#### Data shown:
--

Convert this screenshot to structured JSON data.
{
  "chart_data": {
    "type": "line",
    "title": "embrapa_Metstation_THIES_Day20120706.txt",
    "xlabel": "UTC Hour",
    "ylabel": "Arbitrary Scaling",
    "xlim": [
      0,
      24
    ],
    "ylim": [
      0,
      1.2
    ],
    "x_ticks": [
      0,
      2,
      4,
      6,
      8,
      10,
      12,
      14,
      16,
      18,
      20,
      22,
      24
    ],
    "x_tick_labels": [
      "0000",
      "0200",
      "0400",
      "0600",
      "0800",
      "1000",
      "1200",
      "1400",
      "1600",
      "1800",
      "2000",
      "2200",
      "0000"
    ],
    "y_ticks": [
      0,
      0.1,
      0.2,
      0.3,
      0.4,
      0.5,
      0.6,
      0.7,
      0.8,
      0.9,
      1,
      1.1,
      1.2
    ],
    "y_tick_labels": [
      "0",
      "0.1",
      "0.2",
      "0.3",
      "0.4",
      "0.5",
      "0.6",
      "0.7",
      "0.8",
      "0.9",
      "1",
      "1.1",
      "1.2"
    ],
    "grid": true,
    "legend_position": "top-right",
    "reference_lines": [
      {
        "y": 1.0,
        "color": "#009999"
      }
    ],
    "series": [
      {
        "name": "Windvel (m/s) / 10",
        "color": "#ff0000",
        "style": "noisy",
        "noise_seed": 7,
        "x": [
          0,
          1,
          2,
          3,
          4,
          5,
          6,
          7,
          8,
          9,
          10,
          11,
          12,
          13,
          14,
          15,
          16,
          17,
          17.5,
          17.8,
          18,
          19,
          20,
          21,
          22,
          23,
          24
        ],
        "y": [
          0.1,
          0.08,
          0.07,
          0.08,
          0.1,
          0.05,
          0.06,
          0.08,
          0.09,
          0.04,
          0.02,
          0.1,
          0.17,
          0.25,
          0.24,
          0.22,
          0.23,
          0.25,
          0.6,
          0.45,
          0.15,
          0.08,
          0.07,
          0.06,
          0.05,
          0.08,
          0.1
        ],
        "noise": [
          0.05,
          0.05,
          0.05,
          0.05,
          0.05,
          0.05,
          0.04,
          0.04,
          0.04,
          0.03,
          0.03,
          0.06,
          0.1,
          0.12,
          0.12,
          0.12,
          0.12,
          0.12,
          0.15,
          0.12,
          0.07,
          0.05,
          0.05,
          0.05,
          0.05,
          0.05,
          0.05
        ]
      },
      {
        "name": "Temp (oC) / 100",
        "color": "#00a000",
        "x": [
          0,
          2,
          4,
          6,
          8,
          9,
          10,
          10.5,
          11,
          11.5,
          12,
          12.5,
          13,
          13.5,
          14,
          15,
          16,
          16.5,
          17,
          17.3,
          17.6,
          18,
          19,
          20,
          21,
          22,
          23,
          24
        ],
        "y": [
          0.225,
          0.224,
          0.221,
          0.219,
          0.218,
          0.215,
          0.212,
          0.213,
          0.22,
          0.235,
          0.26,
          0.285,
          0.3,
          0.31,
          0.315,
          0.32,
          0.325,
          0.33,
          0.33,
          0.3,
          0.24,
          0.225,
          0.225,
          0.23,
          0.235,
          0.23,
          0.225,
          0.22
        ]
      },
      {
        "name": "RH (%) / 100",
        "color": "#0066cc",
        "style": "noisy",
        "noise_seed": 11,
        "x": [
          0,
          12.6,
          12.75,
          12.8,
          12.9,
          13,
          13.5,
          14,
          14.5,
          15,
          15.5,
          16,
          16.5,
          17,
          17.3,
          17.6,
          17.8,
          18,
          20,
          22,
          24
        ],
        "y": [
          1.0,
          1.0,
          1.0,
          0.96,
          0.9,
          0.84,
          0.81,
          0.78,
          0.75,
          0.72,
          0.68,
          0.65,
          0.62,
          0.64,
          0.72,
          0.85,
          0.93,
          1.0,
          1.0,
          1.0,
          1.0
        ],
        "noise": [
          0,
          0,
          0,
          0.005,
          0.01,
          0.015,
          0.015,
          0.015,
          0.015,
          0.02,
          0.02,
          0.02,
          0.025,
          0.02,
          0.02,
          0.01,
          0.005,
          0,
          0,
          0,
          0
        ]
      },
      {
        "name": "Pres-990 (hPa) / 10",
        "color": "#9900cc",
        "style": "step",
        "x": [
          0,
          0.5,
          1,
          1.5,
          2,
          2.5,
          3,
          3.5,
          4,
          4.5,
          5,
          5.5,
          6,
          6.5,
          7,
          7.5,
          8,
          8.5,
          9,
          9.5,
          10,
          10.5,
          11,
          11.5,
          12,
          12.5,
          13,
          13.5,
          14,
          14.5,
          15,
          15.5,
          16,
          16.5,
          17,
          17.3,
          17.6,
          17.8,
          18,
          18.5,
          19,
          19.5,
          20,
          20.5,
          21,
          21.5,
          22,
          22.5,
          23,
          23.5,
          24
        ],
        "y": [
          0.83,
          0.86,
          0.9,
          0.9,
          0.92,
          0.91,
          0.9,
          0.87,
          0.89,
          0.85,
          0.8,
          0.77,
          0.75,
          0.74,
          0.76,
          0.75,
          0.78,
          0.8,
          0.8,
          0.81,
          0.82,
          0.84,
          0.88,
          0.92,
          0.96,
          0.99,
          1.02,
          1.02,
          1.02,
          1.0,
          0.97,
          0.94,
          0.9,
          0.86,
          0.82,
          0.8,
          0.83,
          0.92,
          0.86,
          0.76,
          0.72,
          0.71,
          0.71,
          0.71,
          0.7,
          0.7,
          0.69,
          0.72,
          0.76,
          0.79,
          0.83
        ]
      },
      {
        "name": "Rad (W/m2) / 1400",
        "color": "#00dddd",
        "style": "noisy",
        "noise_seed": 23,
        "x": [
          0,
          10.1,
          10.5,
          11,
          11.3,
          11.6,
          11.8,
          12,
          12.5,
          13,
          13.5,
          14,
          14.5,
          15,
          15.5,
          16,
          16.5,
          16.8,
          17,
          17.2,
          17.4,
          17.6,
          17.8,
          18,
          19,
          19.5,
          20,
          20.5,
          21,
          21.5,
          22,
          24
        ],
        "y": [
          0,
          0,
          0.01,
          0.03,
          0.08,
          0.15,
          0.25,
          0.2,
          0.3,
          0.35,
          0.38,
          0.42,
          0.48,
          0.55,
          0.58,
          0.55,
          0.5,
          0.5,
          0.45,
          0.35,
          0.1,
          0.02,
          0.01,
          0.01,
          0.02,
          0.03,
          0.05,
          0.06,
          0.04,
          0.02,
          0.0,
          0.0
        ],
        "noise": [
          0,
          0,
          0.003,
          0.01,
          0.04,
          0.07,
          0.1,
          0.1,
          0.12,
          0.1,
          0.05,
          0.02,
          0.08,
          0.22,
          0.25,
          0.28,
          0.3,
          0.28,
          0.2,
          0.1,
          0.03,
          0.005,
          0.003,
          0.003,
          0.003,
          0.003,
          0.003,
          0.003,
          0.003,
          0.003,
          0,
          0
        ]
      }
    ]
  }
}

--

#### Stated problem:
From the data above, count the lines where "color" occurs and give that figure and nothing else.

#### Final result:
6